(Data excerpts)

::::

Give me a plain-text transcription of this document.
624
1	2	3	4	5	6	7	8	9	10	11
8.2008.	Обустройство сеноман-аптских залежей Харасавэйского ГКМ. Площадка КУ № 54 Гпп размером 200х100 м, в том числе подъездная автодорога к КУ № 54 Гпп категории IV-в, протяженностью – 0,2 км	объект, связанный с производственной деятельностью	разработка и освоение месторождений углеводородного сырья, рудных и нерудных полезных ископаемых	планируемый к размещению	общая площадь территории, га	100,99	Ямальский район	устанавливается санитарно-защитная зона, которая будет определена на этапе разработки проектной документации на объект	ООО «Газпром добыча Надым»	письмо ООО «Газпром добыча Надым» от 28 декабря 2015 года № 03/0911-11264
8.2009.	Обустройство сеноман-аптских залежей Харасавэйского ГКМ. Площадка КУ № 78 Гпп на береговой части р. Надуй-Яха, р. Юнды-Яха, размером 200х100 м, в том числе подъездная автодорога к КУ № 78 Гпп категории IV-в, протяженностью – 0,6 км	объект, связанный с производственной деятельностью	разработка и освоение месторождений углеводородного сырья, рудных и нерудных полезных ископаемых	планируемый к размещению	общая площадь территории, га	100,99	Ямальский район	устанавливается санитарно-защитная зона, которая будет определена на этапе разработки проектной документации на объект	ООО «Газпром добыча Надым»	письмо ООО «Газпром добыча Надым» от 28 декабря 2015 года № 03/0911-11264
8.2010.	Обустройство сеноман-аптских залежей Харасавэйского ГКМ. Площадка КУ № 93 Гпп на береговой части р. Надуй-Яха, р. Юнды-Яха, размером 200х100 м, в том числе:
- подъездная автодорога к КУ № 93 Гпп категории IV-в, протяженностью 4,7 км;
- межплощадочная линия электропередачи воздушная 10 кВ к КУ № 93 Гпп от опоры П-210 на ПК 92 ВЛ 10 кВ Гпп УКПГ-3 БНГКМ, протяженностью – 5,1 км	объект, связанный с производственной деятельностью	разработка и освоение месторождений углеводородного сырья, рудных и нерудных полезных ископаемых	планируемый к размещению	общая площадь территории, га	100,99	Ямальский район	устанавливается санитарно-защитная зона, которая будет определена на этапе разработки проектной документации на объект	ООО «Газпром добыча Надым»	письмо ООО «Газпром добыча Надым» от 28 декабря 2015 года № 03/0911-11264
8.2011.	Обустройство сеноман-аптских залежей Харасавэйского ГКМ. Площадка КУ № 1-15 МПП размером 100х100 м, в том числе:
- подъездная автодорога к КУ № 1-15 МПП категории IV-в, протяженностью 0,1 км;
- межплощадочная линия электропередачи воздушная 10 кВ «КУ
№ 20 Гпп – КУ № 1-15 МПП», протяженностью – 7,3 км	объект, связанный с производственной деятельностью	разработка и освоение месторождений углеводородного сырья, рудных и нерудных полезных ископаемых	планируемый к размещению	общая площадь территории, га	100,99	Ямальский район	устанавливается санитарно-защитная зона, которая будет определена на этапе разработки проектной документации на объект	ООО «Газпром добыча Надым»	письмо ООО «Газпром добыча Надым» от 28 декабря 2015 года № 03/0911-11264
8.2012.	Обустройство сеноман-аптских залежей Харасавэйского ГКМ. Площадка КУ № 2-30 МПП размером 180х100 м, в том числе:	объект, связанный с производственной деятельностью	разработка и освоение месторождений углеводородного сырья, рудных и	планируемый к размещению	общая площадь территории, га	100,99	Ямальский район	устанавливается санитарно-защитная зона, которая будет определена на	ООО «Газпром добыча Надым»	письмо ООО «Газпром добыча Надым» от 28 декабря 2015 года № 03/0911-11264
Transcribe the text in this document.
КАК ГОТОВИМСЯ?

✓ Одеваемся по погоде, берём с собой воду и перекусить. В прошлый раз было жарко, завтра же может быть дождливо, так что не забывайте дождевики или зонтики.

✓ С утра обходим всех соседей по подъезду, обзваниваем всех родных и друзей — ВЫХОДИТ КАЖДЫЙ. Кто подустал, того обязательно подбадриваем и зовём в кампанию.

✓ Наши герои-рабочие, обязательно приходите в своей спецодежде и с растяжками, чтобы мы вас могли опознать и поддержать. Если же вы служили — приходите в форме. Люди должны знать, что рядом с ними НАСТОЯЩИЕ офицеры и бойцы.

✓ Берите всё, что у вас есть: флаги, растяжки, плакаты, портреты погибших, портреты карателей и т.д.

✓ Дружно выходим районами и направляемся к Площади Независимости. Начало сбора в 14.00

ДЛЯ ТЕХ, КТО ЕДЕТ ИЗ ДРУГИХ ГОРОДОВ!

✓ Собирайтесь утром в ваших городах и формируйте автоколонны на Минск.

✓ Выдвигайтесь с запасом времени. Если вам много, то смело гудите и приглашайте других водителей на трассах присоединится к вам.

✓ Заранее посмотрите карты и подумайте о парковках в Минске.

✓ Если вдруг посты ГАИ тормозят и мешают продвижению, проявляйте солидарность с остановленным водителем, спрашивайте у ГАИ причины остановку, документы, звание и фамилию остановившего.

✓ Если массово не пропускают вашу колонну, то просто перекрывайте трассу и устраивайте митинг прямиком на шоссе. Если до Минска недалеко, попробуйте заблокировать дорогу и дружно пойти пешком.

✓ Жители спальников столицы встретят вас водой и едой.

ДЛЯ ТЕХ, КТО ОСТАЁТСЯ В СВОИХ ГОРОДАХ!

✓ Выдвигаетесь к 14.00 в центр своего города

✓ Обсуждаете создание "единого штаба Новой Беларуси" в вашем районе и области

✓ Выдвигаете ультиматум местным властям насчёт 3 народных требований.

::::

Problem description: Keep only the lines that hold the string "this", and copy them out.

Written answer:
Give me a plain-text transcription of this document.
Transcribe the text in this document.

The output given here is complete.